Work required: Omit the pictures, then write out every entry exactly as it reads.

■ ■ ■ ■

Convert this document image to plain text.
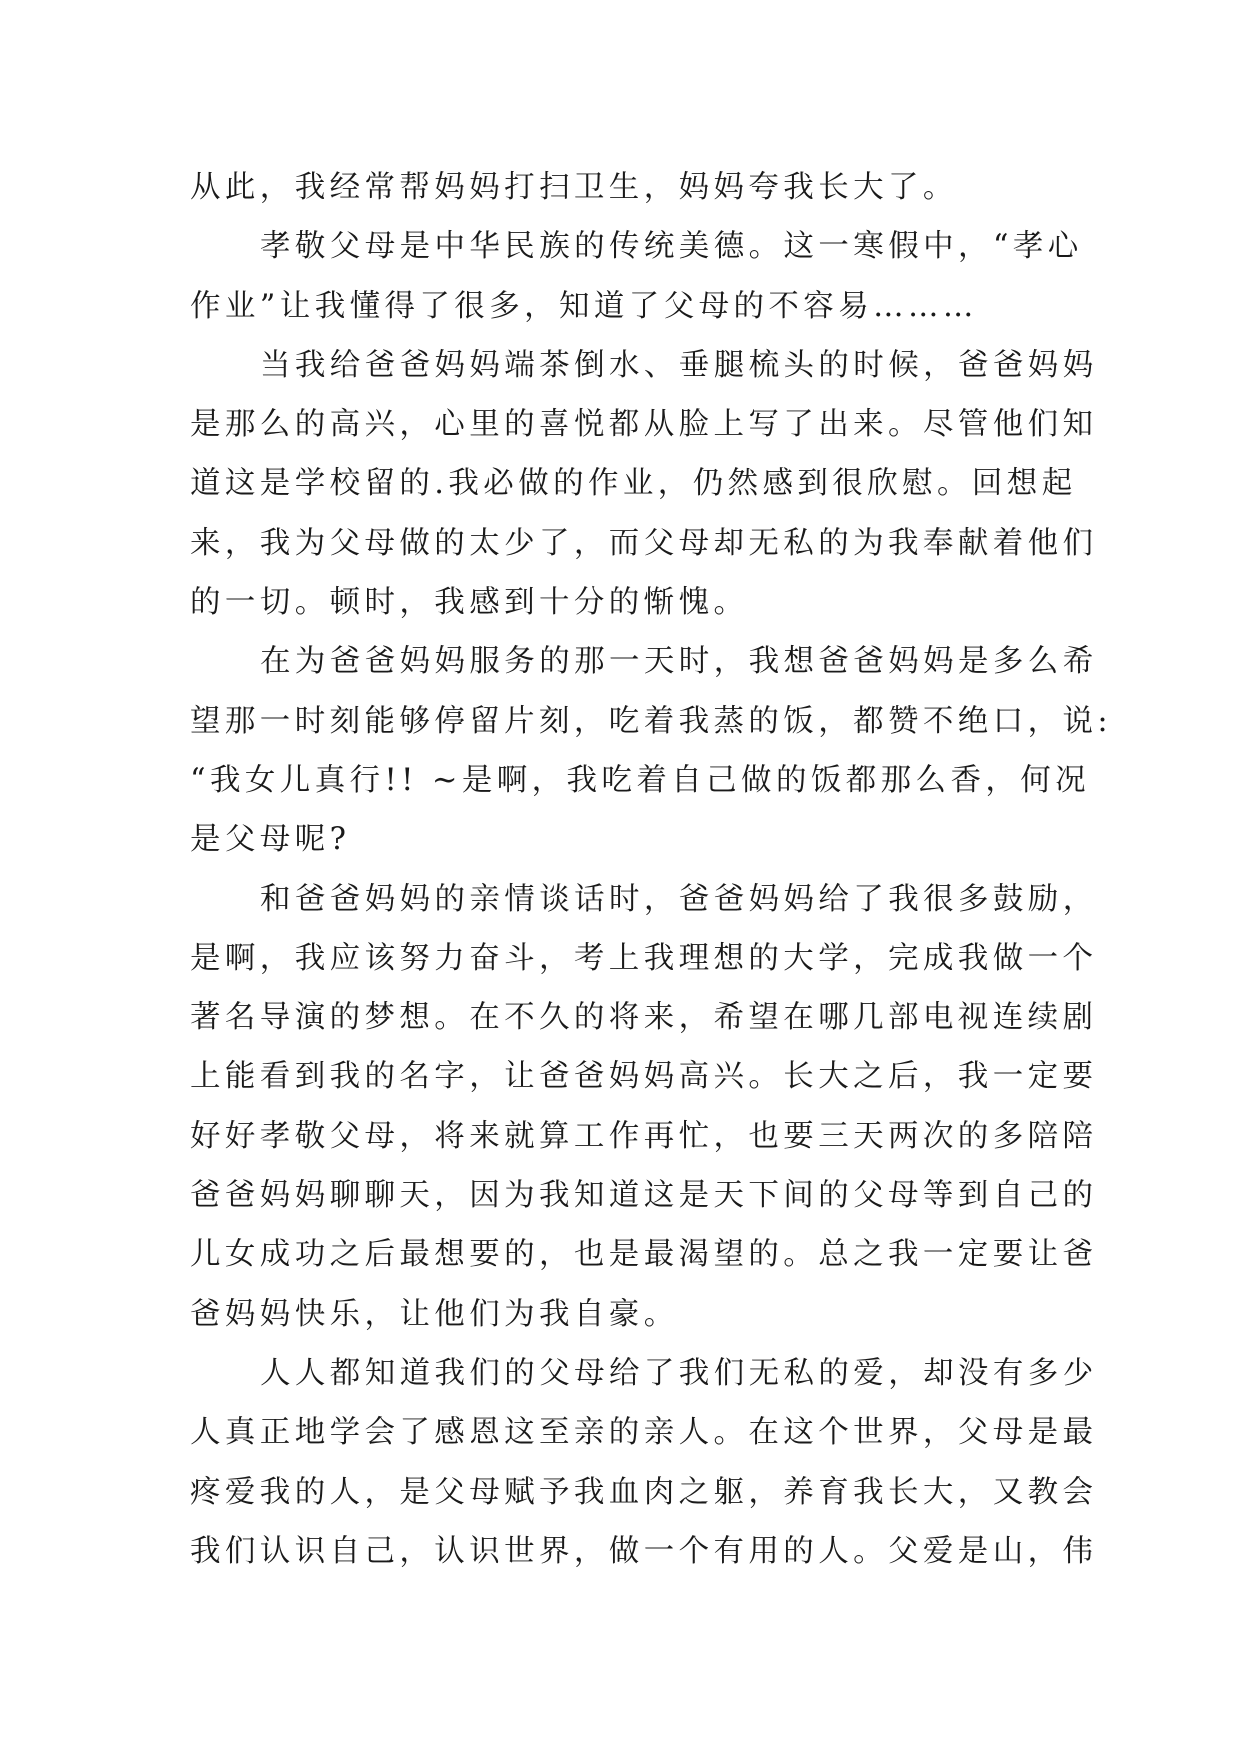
从此，我经常帮妈妈打扫卫生，妈妈夸我长大了。
孝敬父母是中华民族的传统美德。这一寒假中，“孝心
作业”让我懂得了很多，知道了父母的不容易………
当我给爸爸妈妈端茶倒水、垂腿梳头的时候，爸爸妈妈
是那么的高兴，心里的喜悦都从脸上写了出来。尽管他们知
道这是学校留的.我必做的作业，仍然感到很欣慰。回想起
来，我为父母做的太少了，而父母却无私的为我奉献着他们
的一切。顿时，我感到十分的惭愧。
在为爸爸妈妈服务的那一天时，我想爸爸妈妈是多么希
望那一时刻能够停留片刻，吃着我蒸的饭，都赞不绝口，说:
“我女儿真行!! ~是啊，我吃着自己做的饭都那么香，何况
是父母呢?
和爸爸妈妈的亲情谈话时，爸爸妈妈给了我很多鼓励，
是啊，我应该努力奋斗，考上我理想的大学，完成我做一个
著名导演的梦想。在不久的将来，希望在哪几部电视连续剧
上能看到我的名字，让爸爸妈妈高兴。长大之后，我一定要
好好孝敬父母，将来就算工作再忙，也要三天两次的多陪陪
爸爸妈妈聊聊天，因为我知道这是天下间的父母等到自己的
儿女成功之后最想要的，也是最渴望的。总之我一定要让爸
爸妈妈快乐，让他们为我自豪。
人人都知道我们的父母给了我们无私的爱，却没有多少
人真正地学会了感恩这至亲的亲人。在这个世界，父母是最
疼爱我的人，是父母赋予我血肉之躯，养育我长大，又教会
我们认识自己，认识世界，做一个有用的人。父爱是山，伟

■ ■ ■ ■

Exercise output:
Convert this document image to plain text.
从此，我经常帮妈妈打扫卫生，妈妈夸我长大了。
孝敬父母是中华民族的传统美德。这一寒假中，“孝心
作业”让我懂得了很多，知道了父母的不容易………
当我给爸爸妈妈端茶倒水、垂腿梳头的时候，爸爸妈妈
是那么的高兴，心里的喜悦都从脸上写了出来。尽管他们知
道这是学校留的.我必做的作业，仍然感到很欣慰。回想起
来，我为父母做的太少了，而父母却无私的为我奉献着他们
的一切。顿时，我感到十分的惭愧。
在为爸爸妈妈服务的那一天时，我想爸爸妈妈是多么希
望那一时刻能够停留片刻，吃着我蒸的饭，都赞不绝口，说:
“我女儿真行!! ~是啊，我吃着自己做的饭都那么香，何况
是父母呢?
和爸爸妈妈的亲情谈话时，爸爸妈妈给了我很多鼓励，
是啊，我应该努力奋斗，考上我理想的大学，完成我做一个
著名导演的梦想。在不久的将来，希望在哪几部电视连续剧
上能看到我的名字，让爸爸妈妈高兴。长大之后，我一定要
好好孝敬父母，将来就算工作再忙，也要三天两次的多陪陪
爸爸妈妈聊聊天，因为我知道这是天下间的父母等到自己的
儿女成功之后最想要的，也是最渴望的。总之我一定要让爸
爸妈妈快乐，让他们为我自豪。
人人都知道我们的父母给了我们无私的爱，却没有多少
人真正地学会了感恩这至亲的亲人。在这个世界，父母是最
疼爱我的人，是父母赋予我血肉之躯，养育我长大，又教会
我们认识自己，认识世界，做一个有用的人。父爱是山，伟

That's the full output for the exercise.